Stored data
>>>>

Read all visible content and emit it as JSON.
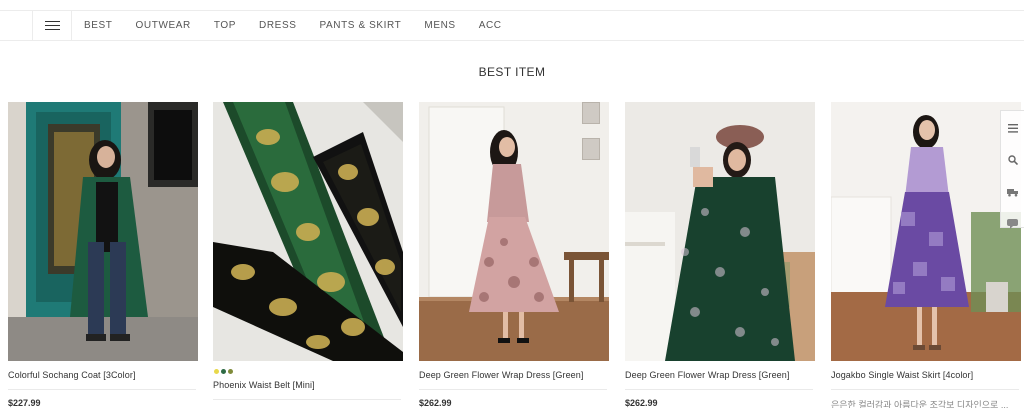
{
  "nav": {
    "items": [
      "BEST",
      "OUTWEAR",
      "TOP",
      "DRESS",
      "PANTS & SKIRT",
      "MENS",
      "ACC"
    ]
  },
  "section": {
    "title": "BEST ITEM"
  },
  "products": [
    {
      "name": "Colorful Sochang Coat [3Color]",
      "price": "$227.99"
    },
    {
      "name": "Phoenix Waist Belt [Mini]",
      "swatches": [
        "#e8d84a",
        "#2e6a44",
        "#7f8b3a"
      ]
    },
    {
      "name": "Deep Green Flower Wrap Dress [Green]",
      "price": "$262.99"
    },
    {
      "name": "Deep Green Flower Wrap Dress [Green]",
      "price": "$262.99"
    },
    {
      "name": "Jogakbo Single Waist Skirt [4color]",
      "desc": "은은한 컬러감과 아름다운 조각보 디자인으로 ..."
    }
  ],
  "sidebar_icons": [
    "list-icon",
    "search-icon",
    "truck-icon",
    "chat-icon"
  ]
}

<<<<

Task goal
Print out the lines exactly, skipping any picture.

Response for this exercise
Read all visible content and emit it as JSON.
{
  "nav": {
    "items": [
      "BEST",
      "OUTWEAR",
      "TOP",
      "DRESS",
      "PANTS & SKIRT",
      "MENS",
      "ACC"
    ]
  },
  "section": {
    "title": "BEST ITEM"
  },
  "products": [
    {
      "name": "Colorful Sochang Coat [3Color]",
      "price": "$227.99"
    },
    {
      "name": "Phoenix Waist Belt [Mini]",
      "swatches": [
        "#e8d84a",
        "#2e6a44",
        "#7f8b3a"
      ]
    },
    {
      "name": "Deep Green Flower Wrap Dress [Green]",
      "price": "$262.99"
    },
    {
      "name": "Deep Green Flower Wrap Dress [Green]",
      "price": "$262.99"
    },
    {
      "name": "Jogakbo Single Waist Skirt [4color]",
      "desc": "은은한 컬러감과 아름다운 조각보 디자인으로 ..."
    }
  ],
  "sidebar_icons": [
    "list-icon",
    "search-icon",
    "truck-icon",
    "chat-icon"
  ]
}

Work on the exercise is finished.